*À FAIRE*
a - D'après le texte sur la vaccination contre le Covid-19, quelle institution a mené l'étude prépubliée rendue publique lundi ?
b - Extrayez du texte sur la vaccination contre le Covid-19 le passage qui commence aux mots « Cela ne suffit » et s'arrête après les mots « sera donc important. ».

*TEXTE À EXAMINER*
════════════════════

La force du rebond dépendra de la vaccination
Toutefois, un nouveau facteur va influer sur la trajectoire épidémique : la vaccination contre le Covid-19. Contrairement à 2020, celui qui vient commence alors qu'un peu plus de la moitié des Français a reçu au moins une injection de vaccin contre le Covid-19 et que près d'un tiers de la population est totalement vaccinée.
Cela ne suffit pas, préviennent les scientifiques. Un "possible rebond épidémique cet automne" reste probable selon une étude prépubliée (en anglais) de l'institut Pasteur, rendue publique lundi. Si les vaccins de Pfizer et d'AstraZeneca demeurent efficaces après deux doses contre les formes graves du Covid-19, le taux de personnes entièrement vaccinées reste insuffisant pour prévenir une reprise épidémique. Selon les auteurs de l'étude, les non-vaccinés ont douze fois plus de risque de transmettre de virus qu'une personne vaccinée. Plus ils seront nombreux, plus le regain épidémique sera donc important.

════════════════════

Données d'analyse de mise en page

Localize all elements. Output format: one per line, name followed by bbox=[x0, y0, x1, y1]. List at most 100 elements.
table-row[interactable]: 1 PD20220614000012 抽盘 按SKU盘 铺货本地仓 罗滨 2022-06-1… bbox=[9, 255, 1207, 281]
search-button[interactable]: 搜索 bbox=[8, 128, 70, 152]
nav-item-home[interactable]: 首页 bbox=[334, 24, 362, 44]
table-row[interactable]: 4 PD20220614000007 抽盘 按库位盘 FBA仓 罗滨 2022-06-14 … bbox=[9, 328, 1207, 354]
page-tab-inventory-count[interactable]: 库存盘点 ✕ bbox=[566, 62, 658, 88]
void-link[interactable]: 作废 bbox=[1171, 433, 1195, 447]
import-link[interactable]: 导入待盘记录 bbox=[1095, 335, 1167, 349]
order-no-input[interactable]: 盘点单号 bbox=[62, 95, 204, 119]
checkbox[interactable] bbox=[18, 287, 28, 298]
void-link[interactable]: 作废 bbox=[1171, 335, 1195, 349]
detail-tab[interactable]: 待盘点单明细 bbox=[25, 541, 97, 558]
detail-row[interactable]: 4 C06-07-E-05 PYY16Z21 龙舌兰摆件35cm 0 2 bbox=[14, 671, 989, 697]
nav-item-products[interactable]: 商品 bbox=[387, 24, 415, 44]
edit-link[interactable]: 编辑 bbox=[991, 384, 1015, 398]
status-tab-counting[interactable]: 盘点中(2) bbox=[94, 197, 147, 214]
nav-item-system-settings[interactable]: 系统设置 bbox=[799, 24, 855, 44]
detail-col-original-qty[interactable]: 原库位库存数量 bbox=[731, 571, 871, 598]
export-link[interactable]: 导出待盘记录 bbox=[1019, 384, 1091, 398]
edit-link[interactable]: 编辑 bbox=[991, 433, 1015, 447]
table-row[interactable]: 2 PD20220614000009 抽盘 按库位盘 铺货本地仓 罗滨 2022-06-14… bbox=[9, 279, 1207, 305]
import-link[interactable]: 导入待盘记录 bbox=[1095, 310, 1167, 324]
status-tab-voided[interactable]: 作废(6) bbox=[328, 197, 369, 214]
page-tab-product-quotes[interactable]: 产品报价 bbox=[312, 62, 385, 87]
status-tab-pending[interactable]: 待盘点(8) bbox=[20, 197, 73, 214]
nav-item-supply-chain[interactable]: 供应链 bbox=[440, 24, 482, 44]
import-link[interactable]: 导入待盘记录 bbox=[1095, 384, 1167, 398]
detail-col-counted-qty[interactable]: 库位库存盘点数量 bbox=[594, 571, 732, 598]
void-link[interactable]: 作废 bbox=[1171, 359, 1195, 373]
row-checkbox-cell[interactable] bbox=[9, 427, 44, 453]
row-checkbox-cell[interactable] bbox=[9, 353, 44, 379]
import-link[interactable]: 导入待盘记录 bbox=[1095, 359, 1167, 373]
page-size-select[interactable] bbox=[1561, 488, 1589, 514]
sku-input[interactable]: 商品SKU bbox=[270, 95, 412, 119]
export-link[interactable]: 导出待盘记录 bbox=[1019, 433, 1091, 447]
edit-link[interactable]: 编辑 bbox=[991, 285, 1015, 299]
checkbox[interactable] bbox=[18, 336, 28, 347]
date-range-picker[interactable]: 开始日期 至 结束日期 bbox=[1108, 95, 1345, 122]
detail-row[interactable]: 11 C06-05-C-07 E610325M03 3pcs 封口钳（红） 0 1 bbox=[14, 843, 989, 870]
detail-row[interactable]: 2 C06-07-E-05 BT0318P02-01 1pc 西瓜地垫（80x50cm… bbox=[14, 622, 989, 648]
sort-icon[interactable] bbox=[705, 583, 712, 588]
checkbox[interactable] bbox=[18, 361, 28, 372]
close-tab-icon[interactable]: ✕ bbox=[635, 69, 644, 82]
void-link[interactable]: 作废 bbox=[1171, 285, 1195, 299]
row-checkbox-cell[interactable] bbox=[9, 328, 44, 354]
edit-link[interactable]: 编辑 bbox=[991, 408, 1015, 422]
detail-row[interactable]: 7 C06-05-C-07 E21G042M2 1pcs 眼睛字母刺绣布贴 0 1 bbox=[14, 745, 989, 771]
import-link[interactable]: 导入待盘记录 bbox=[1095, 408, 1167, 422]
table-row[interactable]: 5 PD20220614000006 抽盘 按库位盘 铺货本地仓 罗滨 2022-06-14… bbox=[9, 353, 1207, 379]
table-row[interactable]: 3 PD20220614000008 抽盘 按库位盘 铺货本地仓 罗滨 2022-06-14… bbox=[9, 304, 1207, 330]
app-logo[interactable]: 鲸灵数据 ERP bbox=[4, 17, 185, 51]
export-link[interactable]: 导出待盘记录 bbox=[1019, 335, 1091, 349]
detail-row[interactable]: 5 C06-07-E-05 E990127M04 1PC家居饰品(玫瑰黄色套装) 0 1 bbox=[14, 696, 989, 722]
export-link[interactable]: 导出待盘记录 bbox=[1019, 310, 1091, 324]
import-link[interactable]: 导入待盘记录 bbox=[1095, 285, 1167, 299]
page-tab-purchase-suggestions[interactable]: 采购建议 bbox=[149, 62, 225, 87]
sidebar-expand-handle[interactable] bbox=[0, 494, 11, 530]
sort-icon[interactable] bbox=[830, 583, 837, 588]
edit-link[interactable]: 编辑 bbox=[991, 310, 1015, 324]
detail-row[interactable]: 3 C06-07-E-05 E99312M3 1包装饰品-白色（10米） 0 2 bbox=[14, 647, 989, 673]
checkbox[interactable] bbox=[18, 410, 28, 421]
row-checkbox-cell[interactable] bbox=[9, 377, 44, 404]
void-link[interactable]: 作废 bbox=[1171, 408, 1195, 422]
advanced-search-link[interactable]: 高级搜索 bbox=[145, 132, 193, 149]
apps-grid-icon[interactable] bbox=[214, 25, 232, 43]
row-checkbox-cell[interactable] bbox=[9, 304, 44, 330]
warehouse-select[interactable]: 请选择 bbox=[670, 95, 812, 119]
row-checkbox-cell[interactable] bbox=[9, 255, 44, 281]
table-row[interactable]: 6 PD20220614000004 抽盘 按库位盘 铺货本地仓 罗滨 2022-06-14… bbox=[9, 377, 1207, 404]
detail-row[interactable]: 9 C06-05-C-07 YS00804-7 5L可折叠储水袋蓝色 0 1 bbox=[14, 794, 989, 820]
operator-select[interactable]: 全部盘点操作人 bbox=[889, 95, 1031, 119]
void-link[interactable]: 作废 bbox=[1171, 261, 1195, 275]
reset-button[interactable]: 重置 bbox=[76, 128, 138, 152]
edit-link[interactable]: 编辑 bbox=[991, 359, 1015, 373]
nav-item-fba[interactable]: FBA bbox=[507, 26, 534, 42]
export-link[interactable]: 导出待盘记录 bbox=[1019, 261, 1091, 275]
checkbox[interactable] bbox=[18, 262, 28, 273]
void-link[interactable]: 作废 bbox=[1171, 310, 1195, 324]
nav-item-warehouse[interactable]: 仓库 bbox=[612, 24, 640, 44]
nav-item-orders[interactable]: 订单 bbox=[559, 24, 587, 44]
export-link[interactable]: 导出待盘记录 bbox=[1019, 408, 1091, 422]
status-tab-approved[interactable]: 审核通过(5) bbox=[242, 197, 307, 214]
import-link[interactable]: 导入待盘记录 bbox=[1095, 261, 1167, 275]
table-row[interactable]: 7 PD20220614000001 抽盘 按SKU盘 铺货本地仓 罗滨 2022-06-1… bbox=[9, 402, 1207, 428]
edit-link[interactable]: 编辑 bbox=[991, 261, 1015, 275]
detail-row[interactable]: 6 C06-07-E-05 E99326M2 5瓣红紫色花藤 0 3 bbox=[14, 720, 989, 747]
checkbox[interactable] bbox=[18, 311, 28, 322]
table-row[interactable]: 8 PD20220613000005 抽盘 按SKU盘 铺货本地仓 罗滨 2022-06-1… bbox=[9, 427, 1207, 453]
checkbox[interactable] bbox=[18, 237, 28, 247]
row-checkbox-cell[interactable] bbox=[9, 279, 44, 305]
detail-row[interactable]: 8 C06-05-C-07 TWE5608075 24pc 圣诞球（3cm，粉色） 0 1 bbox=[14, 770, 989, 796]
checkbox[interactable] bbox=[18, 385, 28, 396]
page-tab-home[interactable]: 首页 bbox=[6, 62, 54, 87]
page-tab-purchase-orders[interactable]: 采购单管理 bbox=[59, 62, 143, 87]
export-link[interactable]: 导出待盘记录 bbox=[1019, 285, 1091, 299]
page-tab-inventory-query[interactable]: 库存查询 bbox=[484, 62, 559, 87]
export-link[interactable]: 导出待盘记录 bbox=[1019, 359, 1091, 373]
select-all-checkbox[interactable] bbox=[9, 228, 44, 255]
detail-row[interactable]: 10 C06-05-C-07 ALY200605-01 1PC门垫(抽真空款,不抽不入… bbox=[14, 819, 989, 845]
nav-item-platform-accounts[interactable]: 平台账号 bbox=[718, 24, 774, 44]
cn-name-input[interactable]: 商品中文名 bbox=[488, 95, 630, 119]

════════════════════

*RÉPONSES RÉDIGÉES*
a - L'institut Pasteur.

b -
Cela ne suffit pas, préviennent les scientifiques. Un "possible rebond épidémique cet automne" reste probable selon une étude prépubliée (en anglais) de l'institut Pasteur, rendue publique lundi. Si les vaccins de Pfizer et d'AstraZeneca demeurent efficaces après deux doses contre les formes graves du Covid-19, le taux de personnes entièrement vaccinées reste insuffisant pour prévenir une reprise épidémique. Selon les auteurs de l'étude, les non-vaccinés ont douze fois plus de risque de transmettre de virus qu'une personne vaccinée. Plus ils seront nombreux, plus le regain épidémique sera donc important.